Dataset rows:
>>>>

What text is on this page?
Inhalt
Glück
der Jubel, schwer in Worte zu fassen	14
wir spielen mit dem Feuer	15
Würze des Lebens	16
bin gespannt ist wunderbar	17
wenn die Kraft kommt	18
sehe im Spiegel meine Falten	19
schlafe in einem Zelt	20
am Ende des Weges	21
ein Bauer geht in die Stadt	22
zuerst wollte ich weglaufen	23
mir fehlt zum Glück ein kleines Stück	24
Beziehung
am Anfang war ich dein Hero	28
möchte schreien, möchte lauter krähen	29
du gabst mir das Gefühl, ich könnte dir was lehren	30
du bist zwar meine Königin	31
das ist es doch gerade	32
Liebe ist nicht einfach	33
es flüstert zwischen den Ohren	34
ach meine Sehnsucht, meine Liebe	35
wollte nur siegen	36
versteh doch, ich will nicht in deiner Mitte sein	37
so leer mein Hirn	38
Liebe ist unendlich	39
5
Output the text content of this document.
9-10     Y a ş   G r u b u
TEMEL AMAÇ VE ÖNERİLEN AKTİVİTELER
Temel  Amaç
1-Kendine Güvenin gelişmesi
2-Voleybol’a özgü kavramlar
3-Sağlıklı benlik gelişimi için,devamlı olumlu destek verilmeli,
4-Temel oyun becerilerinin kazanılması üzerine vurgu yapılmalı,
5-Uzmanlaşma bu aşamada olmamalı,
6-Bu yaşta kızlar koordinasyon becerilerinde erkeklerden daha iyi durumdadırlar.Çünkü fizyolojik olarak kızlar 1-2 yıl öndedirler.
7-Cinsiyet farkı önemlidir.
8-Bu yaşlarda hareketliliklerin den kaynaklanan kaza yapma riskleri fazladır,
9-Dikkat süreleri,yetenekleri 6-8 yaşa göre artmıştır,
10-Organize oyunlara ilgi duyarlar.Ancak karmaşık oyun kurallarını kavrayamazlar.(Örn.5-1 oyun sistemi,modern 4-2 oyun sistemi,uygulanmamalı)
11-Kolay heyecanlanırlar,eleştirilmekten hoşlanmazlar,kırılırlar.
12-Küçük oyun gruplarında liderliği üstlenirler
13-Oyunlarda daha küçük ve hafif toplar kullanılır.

<<<<

[PROBLEM DETAILS] Lines of the material that contain the word "this" are to be gathered.

[ANSWER TO THE PROBLEM]
What text is on this page?
Output the text content of this document.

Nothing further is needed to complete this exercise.